▸ **GIVEN PROBLEM**
Pull out each line of the records holding the string "κυβερνήτην".

━━━ GIVEN RECORDS

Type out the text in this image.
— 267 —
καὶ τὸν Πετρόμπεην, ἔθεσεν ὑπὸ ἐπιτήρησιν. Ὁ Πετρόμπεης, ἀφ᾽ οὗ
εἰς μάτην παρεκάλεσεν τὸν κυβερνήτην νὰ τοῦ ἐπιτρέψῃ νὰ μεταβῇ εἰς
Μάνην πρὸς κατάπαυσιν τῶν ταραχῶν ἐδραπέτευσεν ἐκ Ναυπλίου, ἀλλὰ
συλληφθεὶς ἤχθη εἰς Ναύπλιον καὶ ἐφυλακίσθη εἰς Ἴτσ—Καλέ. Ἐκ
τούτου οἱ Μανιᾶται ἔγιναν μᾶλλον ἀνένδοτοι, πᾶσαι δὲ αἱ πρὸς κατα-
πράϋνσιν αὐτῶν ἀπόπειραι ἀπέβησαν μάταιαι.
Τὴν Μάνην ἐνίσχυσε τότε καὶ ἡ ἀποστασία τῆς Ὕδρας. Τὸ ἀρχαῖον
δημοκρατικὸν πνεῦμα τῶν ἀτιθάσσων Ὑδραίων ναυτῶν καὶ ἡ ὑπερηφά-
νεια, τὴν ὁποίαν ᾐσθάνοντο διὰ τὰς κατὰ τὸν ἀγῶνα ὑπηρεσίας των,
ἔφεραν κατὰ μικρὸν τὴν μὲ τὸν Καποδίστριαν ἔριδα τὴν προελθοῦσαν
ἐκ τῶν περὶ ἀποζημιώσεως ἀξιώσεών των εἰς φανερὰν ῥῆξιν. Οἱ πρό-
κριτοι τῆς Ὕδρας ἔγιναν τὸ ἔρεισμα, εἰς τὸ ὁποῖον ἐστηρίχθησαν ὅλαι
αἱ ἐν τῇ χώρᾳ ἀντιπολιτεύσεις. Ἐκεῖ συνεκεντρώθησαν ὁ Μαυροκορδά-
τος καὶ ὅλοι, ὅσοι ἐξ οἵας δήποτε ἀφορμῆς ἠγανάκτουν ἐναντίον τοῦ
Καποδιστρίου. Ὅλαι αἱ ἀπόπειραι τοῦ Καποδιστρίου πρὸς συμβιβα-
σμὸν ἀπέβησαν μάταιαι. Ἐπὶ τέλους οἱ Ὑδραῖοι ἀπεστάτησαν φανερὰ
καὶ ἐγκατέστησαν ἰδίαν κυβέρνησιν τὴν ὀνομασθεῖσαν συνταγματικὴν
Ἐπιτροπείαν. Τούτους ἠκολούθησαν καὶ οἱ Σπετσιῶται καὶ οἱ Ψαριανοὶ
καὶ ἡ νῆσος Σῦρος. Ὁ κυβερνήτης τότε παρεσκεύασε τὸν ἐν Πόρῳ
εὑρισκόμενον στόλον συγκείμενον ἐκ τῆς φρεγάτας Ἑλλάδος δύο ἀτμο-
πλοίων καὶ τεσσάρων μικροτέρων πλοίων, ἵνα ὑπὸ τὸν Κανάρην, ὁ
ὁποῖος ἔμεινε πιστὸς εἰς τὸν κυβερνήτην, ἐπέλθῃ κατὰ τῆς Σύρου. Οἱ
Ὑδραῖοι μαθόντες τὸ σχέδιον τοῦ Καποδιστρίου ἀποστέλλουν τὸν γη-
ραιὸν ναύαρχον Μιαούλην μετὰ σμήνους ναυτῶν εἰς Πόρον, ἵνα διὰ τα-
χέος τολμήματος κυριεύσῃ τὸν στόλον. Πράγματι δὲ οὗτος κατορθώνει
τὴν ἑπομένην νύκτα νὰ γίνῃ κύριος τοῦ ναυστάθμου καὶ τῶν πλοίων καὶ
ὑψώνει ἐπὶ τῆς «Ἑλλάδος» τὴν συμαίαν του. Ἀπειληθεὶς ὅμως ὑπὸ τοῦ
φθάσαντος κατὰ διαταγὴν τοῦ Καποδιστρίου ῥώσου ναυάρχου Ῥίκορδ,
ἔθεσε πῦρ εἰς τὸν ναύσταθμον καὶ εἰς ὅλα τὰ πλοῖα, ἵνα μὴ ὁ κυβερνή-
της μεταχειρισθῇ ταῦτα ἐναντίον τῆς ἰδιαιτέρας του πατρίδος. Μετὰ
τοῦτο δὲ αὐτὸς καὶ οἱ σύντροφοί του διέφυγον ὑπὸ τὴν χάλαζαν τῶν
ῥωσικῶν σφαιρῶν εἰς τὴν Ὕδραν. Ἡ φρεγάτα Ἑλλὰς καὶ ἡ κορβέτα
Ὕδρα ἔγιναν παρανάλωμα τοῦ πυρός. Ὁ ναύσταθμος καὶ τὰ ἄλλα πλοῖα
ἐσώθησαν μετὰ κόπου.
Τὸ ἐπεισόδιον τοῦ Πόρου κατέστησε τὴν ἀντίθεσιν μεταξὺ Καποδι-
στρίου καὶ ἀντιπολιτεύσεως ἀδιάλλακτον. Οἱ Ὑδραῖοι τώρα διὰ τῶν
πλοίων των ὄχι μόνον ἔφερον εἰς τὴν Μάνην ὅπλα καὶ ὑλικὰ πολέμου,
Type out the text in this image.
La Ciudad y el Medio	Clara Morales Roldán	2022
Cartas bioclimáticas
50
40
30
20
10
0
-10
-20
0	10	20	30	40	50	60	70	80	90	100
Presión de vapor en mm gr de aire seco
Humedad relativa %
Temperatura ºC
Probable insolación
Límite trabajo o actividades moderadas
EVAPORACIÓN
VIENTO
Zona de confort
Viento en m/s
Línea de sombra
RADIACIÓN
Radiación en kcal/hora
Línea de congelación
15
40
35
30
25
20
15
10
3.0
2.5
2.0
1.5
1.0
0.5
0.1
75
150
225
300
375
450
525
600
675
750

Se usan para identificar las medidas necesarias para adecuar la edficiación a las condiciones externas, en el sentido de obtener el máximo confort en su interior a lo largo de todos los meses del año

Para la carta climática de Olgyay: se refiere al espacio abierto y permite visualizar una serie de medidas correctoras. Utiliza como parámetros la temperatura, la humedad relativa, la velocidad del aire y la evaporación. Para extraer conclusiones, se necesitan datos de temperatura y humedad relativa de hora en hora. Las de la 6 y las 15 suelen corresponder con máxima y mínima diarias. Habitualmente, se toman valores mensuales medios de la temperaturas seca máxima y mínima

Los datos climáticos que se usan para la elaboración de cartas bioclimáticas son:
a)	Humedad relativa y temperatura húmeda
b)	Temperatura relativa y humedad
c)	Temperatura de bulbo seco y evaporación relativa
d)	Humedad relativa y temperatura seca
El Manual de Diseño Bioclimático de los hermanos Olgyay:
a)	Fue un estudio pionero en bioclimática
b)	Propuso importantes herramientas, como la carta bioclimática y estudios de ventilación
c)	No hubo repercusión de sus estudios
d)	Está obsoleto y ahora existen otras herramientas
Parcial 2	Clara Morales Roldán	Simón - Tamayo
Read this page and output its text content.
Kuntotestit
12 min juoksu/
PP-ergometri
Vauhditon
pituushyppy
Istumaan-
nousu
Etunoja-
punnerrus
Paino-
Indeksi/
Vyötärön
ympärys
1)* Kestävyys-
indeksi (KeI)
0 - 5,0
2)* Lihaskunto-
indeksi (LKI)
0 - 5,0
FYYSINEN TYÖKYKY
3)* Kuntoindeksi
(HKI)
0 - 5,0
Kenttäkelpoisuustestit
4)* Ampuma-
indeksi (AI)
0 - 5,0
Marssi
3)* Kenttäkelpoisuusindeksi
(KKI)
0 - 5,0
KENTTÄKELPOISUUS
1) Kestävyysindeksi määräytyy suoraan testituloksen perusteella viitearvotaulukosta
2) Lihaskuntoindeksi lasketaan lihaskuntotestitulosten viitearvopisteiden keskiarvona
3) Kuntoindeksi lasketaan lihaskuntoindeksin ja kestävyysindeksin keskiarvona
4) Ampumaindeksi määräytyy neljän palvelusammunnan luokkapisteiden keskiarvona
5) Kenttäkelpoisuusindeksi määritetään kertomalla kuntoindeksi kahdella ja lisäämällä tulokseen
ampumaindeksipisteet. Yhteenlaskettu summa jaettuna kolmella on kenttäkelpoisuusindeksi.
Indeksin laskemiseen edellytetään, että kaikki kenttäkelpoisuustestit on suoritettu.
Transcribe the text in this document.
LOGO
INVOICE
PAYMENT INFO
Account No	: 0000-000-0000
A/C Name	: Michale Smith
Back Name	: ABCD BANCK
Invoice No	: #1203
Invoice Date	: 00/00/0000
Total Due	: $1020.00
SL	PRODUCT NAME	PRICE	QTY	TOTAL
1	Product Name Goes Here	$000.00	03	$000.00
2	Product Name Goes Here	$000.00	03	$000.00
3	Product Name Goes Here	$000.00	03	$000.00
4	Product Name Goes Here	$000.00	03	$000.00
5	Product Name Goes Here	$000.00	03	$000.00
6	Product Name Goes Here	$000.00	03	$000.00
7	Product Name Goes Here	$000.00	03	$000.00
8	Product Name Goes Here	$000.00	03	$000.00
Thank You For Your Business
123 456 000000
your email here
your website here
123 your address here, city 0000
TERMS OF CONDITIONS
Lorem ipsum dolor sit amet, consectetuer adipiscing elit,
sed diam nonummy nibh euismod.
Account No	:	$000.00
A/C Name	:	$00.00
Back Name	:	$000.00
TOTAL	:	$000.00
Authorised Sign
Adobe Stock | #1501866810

━━━━━━

▸ **THE RESULT**
εἰς μάτην παρεκάλεσεν τὸν κυβερνήτην νὰ τοῦ ἐπιτρέψῃ νὰ μεταβῇ εἰς
ὁποῖος ἔμεινε πιστὸς εἰς τὸν κυβερνήτην, ἐπέλθῃ κατὰ τῆς Σύρου. Οἱ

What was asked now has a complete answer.